* [Aim] Retype all of the following lines exactly as they are.

* [Data shown]

- - - -

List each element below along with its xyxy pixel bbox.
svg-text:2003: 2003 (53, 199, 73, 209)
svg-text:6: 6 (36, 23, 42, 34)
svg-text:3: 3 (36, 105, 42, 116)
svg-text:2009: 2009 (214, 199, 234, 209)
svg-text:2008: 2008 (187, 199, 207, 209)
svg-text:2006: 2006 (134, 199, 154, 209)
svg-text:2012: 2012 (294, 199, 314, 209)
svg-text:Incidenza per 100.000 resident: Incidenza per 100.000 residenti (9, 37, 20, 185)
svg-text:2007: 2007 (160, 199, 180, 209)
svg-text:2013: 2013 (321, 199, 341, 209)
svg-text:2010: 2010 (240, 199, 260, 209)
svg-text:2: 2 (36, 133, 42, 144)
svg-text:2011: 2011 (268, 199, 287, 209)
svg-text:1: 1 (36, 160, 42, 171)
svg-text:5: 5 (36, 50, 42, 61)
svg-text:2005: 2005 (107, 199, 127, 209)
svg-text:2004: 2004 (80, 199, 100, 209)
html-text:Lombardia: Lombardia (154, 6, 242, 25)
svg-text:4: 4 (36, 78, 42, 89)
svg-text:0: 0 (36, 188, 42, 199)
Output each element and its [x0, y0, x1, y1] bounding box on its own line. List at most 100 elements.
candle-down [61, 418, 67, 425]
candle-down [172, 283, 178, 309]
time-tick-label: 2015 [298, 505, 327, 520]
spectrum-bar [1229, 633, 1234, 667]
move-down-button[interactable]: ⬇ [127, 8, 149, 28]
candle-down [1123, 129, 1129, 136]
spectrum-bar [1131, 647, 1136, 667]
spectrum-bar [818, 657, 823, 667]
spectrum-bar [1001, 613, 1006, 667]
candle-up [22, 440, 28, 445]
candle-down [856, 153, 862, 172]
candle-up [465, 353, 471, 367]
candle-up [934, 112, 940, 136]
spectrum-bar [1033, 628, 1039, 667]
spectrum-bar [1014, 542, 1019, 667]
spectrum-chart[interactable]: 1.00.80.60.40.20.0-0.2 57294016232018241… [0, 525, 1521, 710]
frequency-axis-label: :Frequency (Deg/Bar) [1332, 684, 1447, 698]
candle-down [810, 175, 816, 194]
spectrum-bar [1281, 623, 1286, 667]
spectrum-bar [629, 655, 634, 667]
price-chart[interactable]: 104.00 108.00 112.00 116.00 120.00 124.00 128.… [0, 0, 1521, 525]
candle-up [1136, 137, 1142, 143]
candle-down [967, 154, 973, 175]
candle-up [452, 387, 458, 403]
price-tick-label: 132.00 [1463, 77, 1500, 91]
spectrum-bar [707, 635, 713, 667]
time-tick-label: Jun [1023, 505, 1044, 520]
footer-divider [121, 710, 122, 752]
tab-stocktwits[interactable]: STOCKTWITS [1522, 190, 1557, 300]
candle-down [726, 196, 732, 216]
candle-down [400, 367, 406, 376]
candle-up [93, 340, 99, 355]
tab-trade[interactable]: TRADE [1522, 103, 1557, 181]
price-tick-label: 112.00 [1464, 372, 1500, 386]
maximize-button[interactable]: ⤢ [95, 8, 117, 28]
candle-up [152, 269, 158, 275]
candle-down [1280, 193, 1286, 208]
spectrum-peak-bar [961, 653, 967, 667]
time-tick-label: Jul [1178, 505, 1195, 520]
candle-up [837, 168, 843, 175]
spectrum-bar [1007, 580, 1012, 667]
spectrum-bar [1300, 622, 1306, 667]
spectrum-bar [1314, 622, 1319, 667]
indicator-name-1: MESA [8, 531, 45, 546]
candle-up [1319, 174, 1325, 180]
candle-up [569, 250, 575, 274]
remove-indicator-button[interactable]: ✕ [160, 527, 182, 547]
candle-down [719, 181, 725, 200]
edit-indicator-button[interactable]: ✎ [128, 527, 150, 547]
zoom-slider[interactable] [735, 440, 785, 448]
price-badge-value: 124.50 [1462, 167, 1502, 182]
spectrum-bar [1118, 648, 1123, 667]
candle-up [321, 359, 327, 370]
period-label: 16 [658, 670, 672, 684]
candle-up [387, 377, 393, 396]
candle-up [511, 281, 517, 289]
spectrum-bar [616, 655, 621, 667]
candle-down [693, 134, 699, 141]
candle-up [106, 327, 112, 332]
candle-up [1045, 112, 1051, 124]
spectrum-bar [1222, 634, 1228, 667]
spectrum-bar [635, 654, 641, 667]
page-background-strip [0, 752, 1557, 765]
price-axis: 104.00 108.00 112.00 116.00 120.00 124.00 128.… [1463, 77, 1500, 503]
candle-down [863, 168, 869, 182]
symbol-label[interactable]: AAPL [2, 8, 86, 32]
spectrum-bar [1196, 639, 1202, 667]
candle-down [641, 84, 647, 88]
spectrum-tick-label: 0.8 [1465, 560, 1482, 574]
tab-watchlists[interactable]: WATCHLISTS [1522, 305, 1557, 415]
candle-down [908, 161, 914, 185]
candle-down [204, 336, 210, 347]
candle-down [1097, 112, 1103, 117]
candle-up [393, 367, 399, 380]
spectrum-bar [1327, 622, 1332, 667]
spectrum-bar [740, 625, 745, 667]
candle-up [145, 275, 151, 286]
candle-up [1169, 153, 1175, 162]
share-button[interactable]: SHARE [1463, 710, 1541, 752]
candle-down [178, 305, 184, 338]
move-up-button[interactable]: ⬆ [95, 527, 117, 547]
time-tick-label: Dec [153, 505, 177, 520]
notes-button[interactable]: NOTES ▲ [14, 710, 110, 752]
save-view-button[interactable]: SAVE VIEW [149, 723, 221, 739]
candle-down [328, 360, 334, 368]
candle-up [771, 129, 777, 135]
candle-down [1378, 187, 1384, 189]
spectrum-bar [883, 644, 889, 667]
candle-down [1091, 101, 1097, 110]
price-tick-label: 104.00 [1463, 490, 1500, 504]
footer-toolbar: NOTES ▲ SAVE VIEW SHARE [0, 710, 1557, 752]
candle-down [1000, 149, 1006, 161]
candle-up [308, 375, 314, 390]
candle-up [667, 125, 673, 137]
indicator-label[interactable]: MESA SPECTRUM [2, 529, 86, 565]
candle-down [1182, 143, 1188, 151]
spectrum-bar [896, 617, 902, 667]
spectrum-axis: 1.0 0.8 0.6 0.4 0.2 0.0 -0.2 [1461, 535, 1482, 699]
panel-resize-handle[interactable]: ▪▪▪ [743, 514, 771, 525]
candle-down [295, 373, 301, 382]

- - - -

* [Exercise answer]
List each element below along with its xyxy pixel bbox.
svg-text:2003: 2003 (53, 199, 73, 209)
svg-text:6: 6 (36, 23, 42, 34)
svg-text:3: 3 (36, 105, 42, 116)
svg-text:2009: 2009 (214, 199, 234, 209)
svg-text:2008: 2008 (187, 199, 207, 209)
svg-text:2006: 2006 (134, 199, 154, 209)
svg-text:2012: 2012 (294, 199, 314, 209)
svg-text:Incidenza per 100.000 resident: Incidenza per 100.000 residenti (9, 37, 20, 185)
svg-text:2007: 2007 (160, 199, 180, 209)
svg-text:2013: 2013 (321, 199, 341, 209)
svg-text:2010: 2010 (240, 199, 260, 209)
svg-text:2: 2 (36, 133, 42, 144)
svg-text:2011: 2011 (268, 199, 287, 209)
svg-text:1: 1 (36, 160, 42, 171)
svg-text:5: 5 (36, 50, 42, 61)
svg-text:2005: 2005 (107, 199, 127, 209)
svg-text:2004: 2004 (80, 199, 100, 209)
html-text:Lombardia: Lombardia (154, 6, 242, 25)
svg-text:4: 4 (36, 78, 42, 89)
svg-text:0: 0 (36, 188, 42, 199)
Output each element and its [x0, y0, x1, y1] bounding box on its own line. List at most 100 elements.
candle-down [61, 418, 67, 425]
candle-down [172, 283, 178, 309]
time-tick-label: 2015 [298, 505, 327, 520]
spectrum-bar [1229, 633, 1234, 667]
move-down-button[interactable]: ⬇ [127, 8, 149, 28]
candle-down [1123, 129, 1129, 136]
spectrum-bar [1131, 647, 1136, 667]
spectrum-bar [818, 657, 823, 667]
spectrum-bar [1001, 613, 1006, 667]
candle-up [22, 440, 28, 445]
candle-down [856, 153, 862, 172]
candle-up [465, 353, 471, 367]
candle-up [934, 112, 940, 136]
spectrum-bar [1033, 628, 1039, 667]
spectrum-bar [1014, 542, 1019, 667]
spectrum-chart[interactable]: 1.00.80.60.40.20.0-0.2 57294016232018241… [0, 525, 1521, 710]
frequency-axis-label: :Frequency (Deg/Bar) [1332, 684, 1447, 698]
candle-down [810, 175, 816, 194]
spectrum-bar [1281, 623, 1286, 667]
spectrum-bar [629, 655, 634, 667]
price-chart[interactable]: 104.00 108.00 112.00 116.00 120.00 124.00 128.… [0, 0, 1521, 525]
candle-up [1136, 137, 1142, 143]
candle-down [967, 154, 973, 175]
candle-up [452, 387, 458, 403]
price-tick-label: 132.00 [1463, 77, 1500, 91]
spectrum-bar [707, 635, 713, 667]
time-tick-label: Jun [1023, 505, 1044, 520]
footer-divider [121, 710, 122, 752]
tab-stocktwits[interactable]: STOCKTWITS [1522, 190, 1557, 300]
candle-down [726, 196, 732, 216]
candle-down [400, 367, 406, 376]
candle-up [93, 340, 99, 355]
tab-trade[interactable]: TRADE [1522, 103, 1557, 181]
price-tick-label: 112.00 [1464, 372, 1500, 386]
maximize-button[interactable]: ⤢ [95, 8, 117, 28]
candle-up [152, 269, 158, 275]
candle-down [1280, 193, 1286, 208]
spectrum-peak-bar [961, 653, 967, 667]
time-tick-label: Jul [1178, 505, 1195, 520]
candle-up [837, 168, 843, 175]
spectrum-bar [1007, 580, 1012, 667]
spectrum-bar [1300, 622, 1306, 667]
spectrum-bar [1314, 622, 1319, 667]
indicator-name-1: MESA [8, 531, 45, 546]
candle-up [1319, 174, 1325, 180]
candle-up [569, 250, 575, 274]
remove-indicator-button[interactable]: ✕ [160, 527, 182, 547]
candle-down [719, 181, 725, 200]
edit-indicator-button[interactable]: ✎ [128, 527, 150, 547]
zoom-slider[interactable] [735, 440, 785, 448]
price-badge-value: 124.50 [1462, 167, 1502, 182]
spectrum-bar [1118, 648, 1123, 667]
candle-up [321, 359, 327, 370]
period-label: 16 [658, 670, 672, 684]
candle-up [387, 377, 393, 396]
candle-up [511, 281, 517, 289]
spectrum-bar [616, 655, 621, 667]
candle-down [693, 134, 699, 141]
candle-up [106, 327, 112, 332]
candle-up [1045, 112, 1051, 124]
spectrum-bar [1222, 634, 1228, 667]
spectrum-bar [635, 654, 641, 667]
page-background-strip [0, 752, 1557, 765]
price-axis: 104.00 108.00 112.00 116.00 120.00 124.00 128.… [1463, 77, 1500, 503]
candle-down [863, 168, 869, 182]
symbol-label[interactable]: AAPL [2, 8, 86, 32]
spectrum-bar [1196, 639, 1202, 667]
candle-down [641, 84, 647, 88]
spectrum-tick-label: 0.8 [1465, 560, 1482, 574]
tab-watchlists[interactable]: WATCHLISTS [1522, 305, 1557, 415]
candle-down [908, 161, 914, 185]
candle-down [204, 336, 210, 347]
candle-down [1097, 112, 1103, 117]
candle-up [393, 367, 399, 380]
spectrum-bar [1327, 622, 1332, 667]
spectrum-bar [740, 625, 745, 667]
candle-up [145, 275, 151, 286]
candle-up [1169, 153, 1175, 162]
share-button[interactable]: SHARE [1463, 710, 1541, 752]
candle-down [178, 305, 184, 338]
move-up-button[interactable]: ⬆ [95, 527, 117, 547]
time-tick-label: Dec [153, 505, 177, 520]
notes-button[interactable]: NOTES ▲ [14, 710, 110, 752]
save-view-button[interactable]: SAVE VIEW [149, 723, 221, 739]
candle-down [328, 360, 334, 368]
candle-up [771, 129, 777, 135]
candle-down [1378, 187, 1384, 189]
spectrum-bar [883, 644, 889, 667]
candle-down [1091, 101, 1097, 110]
price-tick-label: 104.00 [1463, 490, 1500, 504]
footer-toolbar: NOTES ▲ SAVE VIEW SHARE [0, 710, 1557, 752]
candle-down [1000, 149, 1006, 161]
candle-up [308, 375, 314, 390]
candle-up [667, 125, 673, 137]
indicator-label[interactable]: MESA SPECTRUM [2, 529, 86, 565]
candle-down [1182, 143, 1188, 151]
spectrum-bar [896, 617, 902, 667]
spectrum-axis: 1.0 0.8 0.6 0.4 0.2 0.0 -0.2 [1461, 535, 1482, 699]
panel-resize-handle[interactable]: ▪▪▪ [743, 514, 771, 525]
candle-down [295, 373, 301, 382]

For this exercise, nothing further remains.